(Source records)
* * *

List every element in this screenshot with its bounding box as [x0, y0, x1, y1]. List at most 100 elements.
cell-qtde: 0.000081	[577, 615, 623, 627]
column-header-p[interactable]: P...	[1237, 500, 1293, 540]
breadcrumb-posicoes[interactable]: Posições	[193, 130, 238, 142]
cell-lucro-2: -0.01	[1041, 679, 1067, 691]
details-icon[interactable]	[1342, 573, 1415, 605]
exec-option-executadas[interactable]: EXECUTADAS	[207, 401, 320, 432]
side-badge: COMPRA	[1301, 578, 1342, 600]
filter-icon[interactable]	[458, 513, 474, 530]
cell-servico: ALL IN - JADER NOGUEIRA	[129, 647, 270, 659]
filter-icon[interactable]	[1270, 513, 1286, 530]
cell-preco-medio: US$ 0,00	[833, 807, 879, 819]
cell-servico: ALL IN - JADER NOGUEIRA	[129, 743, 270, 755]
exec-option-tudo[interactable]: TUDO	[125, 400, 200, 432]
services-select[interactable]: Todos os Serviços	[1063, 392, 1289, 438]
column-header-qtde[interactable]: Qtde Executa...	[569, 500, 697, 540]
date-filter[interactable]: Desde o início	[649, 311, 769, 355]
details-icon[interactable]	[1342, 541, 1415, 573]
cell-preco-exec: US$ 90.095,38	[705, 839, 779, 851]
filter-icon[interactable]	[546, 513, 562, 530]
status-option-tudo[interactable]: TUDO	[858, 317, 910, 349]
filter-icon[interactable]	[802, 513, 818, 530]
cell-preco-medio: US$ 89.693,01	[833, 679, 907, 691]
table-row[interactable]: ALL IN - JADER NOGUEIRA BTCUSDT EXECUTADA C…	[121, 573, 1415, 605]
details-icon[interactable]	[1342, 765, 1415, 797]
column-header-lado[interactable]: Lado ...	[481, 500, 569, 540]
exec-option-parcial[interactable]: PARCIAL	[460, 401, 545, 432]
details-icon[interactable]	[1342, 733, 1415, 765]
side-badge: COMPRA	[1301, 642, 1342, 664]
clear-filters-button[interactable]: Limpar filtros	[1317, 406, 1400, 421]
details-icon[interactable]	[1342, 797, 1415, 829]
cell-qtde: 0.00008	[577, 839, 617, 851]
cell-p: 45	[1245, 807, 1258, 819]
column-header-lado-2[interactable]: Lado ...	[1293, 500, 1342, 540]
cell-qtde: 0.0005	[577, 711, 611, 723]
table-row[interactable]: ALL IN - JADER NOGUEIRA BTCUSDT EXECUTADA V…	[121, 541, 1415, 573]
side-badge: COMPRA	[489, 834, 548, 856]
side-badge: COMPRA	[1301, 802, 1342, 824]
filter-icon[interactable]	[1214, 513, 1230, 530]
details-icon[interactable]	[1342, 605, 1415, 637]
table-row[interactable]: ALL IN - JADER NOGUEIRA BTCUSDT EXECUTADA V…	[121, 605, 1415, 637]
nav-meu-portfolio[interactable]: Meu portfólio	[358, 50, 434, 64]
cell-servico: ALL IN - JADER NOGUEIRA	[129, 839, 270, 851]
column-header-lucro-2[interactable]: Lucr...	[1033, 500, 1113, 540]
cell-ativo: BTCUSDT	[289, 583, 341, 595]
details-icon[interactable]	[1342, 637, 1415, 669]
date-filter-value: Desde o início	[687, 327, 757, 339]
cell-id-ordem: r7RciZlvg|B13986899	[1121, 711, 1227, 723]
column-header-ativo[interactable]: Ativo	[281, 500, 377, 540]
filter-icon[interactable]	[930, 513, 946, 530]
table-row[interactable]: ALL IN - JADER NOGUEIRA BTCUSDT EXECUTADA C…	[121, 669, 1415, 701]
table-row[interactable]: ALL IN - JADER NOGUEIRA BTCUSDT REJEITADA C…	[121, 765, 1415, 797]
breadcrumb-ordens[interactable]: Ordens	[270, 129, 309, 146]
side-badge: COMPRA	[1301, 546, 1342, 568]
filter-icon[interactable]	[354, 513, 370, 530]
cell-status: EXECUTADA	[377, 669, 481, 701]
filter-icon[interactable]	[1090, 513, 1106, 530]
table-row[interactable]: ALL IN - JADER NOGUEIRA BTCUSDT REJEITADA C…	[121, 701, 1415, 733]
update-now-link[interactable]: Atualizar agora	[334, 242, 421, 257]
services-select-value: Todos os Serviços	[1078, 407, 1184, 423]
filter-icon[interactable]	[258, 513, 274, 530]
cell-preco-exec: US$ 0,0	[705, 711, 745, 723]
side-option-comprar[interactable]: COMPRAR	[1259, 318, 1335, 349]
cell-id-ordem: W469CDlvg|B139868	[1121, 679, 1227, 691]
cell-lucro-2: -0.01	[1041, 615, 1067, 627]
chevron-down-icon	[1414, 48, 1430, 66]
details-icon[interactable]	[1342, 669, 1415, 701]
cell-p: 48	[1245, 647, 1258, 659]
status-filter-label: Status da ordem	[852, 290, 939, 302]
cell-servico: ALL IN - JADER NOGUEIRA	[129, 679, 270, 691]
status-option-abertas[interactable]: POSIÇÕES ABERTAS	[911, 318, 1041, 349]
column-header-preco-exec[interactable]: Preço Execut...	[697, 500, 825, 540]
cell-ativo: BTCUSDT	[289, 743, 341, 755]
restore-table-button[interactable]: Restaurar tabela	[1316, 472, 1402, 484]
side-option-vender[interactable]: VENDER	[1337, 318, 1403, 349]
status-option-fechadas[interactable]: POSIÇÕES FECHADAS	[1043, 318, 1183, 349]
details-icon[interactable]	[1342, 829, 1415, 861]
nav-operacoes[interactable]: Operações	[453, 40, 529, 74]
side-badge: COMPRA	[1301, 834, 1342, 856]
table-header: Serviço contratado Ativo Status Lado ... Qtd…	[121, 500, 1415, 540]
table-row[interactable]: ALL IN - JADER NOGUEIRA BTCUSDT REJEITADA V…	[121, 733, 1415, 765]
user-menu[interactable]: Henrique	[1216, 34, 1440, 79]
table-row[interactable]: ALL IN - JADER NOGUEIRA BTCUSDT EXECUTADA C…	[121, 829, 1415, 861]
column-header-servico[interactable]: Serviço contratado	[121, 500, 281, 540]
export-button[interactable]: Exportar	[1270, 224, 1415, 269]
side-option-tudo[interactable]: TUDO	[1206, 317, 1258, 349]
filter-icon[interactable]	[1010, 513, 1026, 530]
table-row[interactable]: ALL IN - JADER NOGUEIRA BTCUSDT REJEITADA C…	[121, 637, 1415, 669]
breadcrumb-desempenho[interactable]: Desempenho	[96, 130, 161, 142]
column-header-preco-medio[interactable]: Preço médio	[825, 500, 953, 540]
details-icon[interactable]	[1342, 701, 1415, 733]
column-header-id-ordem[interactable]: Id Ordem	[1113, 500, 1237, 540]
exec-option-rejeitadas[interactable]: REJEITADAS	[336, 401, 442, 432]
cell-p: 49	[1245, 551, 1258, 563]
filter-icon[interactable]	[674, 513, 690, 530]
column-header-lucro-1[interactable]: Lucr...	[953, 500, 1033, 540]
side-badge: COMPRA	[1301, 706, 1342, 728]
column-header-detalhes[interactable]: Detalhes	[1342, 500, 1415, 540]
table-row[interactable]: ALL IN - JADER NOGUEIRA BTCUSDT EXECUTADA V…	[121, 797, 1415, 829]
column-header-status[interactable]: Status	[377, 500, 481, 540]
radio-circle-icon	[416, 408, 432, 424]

* * *

Exercise.
Rewrite all of the entries above, replacing each occurrence of "details-icon" with "info-icon" and leaving everything else unchanged.

Response to this task.
List every element in this screenshot with its bounding box as [x0, y0, x1, y1]. List at most 100 elements.
cell-qtde: 0.000081	[577, 615, 623, 627]
column-header-p[interactable]: P...	[1237, 500, 1293, 540]
breadcrumb-posicoes[interactable]: Posições	[193, 130, 238, 142]
cell-lucro-2: -0.01	[1041, 679, 1067, 691]
info-icon[interactable]	[1342, 573, 1415, 605]
exec-option-executadas[interactable]: EXECUTADAS	[207, 401, 320, 432]
side-badge: COMPRA	[1301, 578, 1342, 600]
filter-icon[interactable]	[458, 513, 474, 530]
cell-servico: ALL IN - JADER NOGUEIRA	[129, 647, 270, 659]
filter-icon[interactable]	[1270, 513, 1286, 530]
cell-preco-medio: US$ 0,00	[833, 807, 879, 819]
cell-servico: ALL IN - JADER NOGUEIRA	[129, 743, 270, 755]
exec-option-tudo[interactable]: TUDO	[125, 400, 200, 432]
services-select[interactable]: Todos os Serviços	[1063, 392, 1289, 438]
column-header-qtde[interactable]: Qtde Executa...	[569, 500, 697, 540]
date-filter[interactable]: Desde o início	[649, 311, 769, 355]
info-icon[interactable]	[1342, 541, 1415, 573]
cell-preco-exec: US$ 90.095,38	[705, 839, 779, 851]
filter-icon[interactable]	[546, 513, 562, 530]
status-option-tudo[interactable]: TUDO	[858, 317, 910, 349]
filter-icon[interactable]	[802, 513, 818, 530]
cell-preco-medio: US$ 89.693,01	[833, 679, 907, 691]
table-row[interactable]: ALL IN - JADER NOGUEIRA BTCUSDT EXECUTADA C…	[121, 573, 1415, 605]
info-icon[interactable]	[1342, 765, 1415, 797]
column-header-lado[interactable]: Lado ...	[481, 500, 569, 540]
exec-option-parcial[interactable]: PARCIAL	[460, 401, 545, 432]
info-icon[interactable]	[1342, 733, 1415, 765]
side-badge: COMPRA	[1301, 642, 1342, 664]
clear-filters-button[interactable]: Limpar filtros	[1317, 406, 1400, 421]
info-icon[interactable]	[1342, 797, 1415, 829]
cell-qtde: 0.00008	[577, 839, 617, 851]
cell-p: 45	[1245, 807, 1258, 819]
column-header-lado-2[interactable]: Lado ...	[1293, 500, 1342, 540]
cell-qtde: 0.0005	[577, 711, 611, 723]
table-row[interactable]: ALL IN - JADER NOGUEIRA BTCUSDT EXECUTADA V…	[121, 541, 1415, 573]
side-badge: COMPRA	[489, 834, 548, 856]
side-badge: COMPRA	[1301, 802, 1342, 824]
filter-icon[interactable]	[1214, 513, 1230, 530]
info-icon[interactable]	[1342, 605, 1415, 637]
table-row[interactable]: ALL IN - JADER NOGUEIRA BTCUSDT EXECUTADA V…	[121, 605, 1415, 637]
nav-meu-portfolio[interactable]: Meu portfólio	[358, 50, 434, 64]
cell-servico: ALL IN - JADER NOGUEIRA	[129, 839, 270, 851]
column-header-lucro-2[interactable]: Lucr...	[1033, 500, 1113, 540]
cell-ativo: BTCUSDT	[289, 583, 341, 595]
info-icon[interactable]	[1342, 637, 1415, 669]
date-filter-value: Desde o início	[687, 327, 757, 339]
cell-id-ordem: r7RciZlvg|B13986899	[1121, 711, 1227, 723]
column-header-ativo[interactable]: Ativo	[281, 500, 377, 540]
filter-icon[interactable]	[930, 513, 946, 530]
table-row[interactable]: ALL IN - JADER NOGUEIRA BTCUSDT EXECUTADA C…	[121, 669, 1415, 701]
table-row[interactable]: ALL IN - JADER NOGUEIRA BTCUSDT REJEITADA C…	[121, 765, 1415, 797]
breadcrumb-ordens[interactable]: Ordens	[270, 129, 309, 146]
side-badge: COMPRA	[1301, 546, 1342, 568]
filter-icon[interactable]	[354, 513, 370, 530]
cell-status: EXECUTADA	[377, 669, 481, 701]
filter-icon[interactable]	[1090, 513, 1106, 530]
table-row[interactable]: ALL IN - JADER NOGUEIRA BTCUSDT REJEITADA C…	[121, 701, 1415, 733]
update-now-link[interactable]: Atualizar agora	[334, 242, 421, 257]
services-select-value: Todos os Serviços	[1078, 407, 1184, 423]
filter-icon[interactable]	[258, 513, 274, 530]
cell-preco-exec: US$ 0,0	[705, 711, 745, 723]
side-option-comprar[interactable]: COMPRAR	[1259, 318, 1335, 349]
cell-id-ordem: W469CDlvg|B139868	[1121, 679, 1227, 691]
cell-lucro-2: -0.01	[1041, 615, 1067, 627]
chevron-down-icon	[1414, 48, 1430, 66]
info-icon[interactable]	[1342, 669, 1415, 701]
cell-p: 48	[1245, 647, 1258, 659]
status-filter-label: Status da ordem	[852, 290, 939, 302]
cell-servico: ALL IN - JADER NOGUEIRA	[129, 679, 270, 691]
status-option-abertas[interactable]: POSIÇÕES ABERTAS	[911, 318, 1041, 349]
column-header-preco-exec[interactable]: Preço Execut...	[697, 500, 825, 540]
cell-ativo: BTCUSDT	[289, 743, 341, 755]
restore-table-button[interactable]: Restaurar tabela	[1316, 472, 1402, 484]
side-option-vender[interactable]: VENDER	[1337, 318, 1403, 349]
status-option-fechadas[interactable]: POSIÇÕES FECHADAS	[1043, 318, 1183, 349]
info-icon[interactable]	[1342, 829, 1415, 861]
nav-operacoes[interactable]: Operações	[453, 40, 529, 74]
side-badge: COMPRA	[1301, 834, 1342, 856]
table-header: Serviço contratado Ativo Status Lado ... Qtd…	[121, 500, 1415, 540]
table-row[interactable]: ALL IN - JADER NOGUEIRA BTCUSDT REJEITADA V…	[121, 733, 1415, 765]
user-menu[interactable]: Henrique	[1216, 34, 1440, 79]
table-row[interactable]: ALL IN - JADER NOGUEIRA BTCUSDT EXECUTADA C…	[121, 829, 1415, 861]
column-header-servico[interactable]: Serviço contratado	[121, 500, 281, 540]
export-button[interactable]: Exportar	[1270, 224, 1415, 269]
side-option-tudo[interactable]: TUDO	[1206, 317, 1258, 349]
filter-icon[interactable]	[1010, 513, 1026, 530]
table-row[interactable]: ALL IN - JADER NOGUEIRA BTCUSDT REJEITADA C…	[121, 637, 1415, 669]
breadcrumb-desempenho[interactable]: Desempenho	[96, 130, 161, 142]
column-header-preco-medio[interactable]: Preço médio	[825, 500, 953, 540]
info-icon[interactable]	[1342, 701, 1415, 733]
column-header-id-ordem[interactable]: Id Ordem	[1113, 500, 1237, 540]
exec-option-rejeitadas[interactable]: REJEITADAS	[336, 401, 442, 432]
cell-p: 49	[1245, 551, 1258, 563]
filter-icon[interactable]	[674, 513, 690, 530]
column-header-lucro-1[interactable]: Lucr...	[953, 500, 1033, 540]
side-badge: COMPRA	[1301, 706, 1342, 728]
column-header-detalhes[interactable]: Detalhes	[1342, 500, 1415, 540]
table-row[interactable]: ALL IN - JADER NOGUEIRA BTCUSDT EXECUTADA V…	[121, 797, 1415, 829]
column-header-status[interactable]: Status	[377, 500, 481, 540]
radio-circle-icon	[416, 408, 432, 424]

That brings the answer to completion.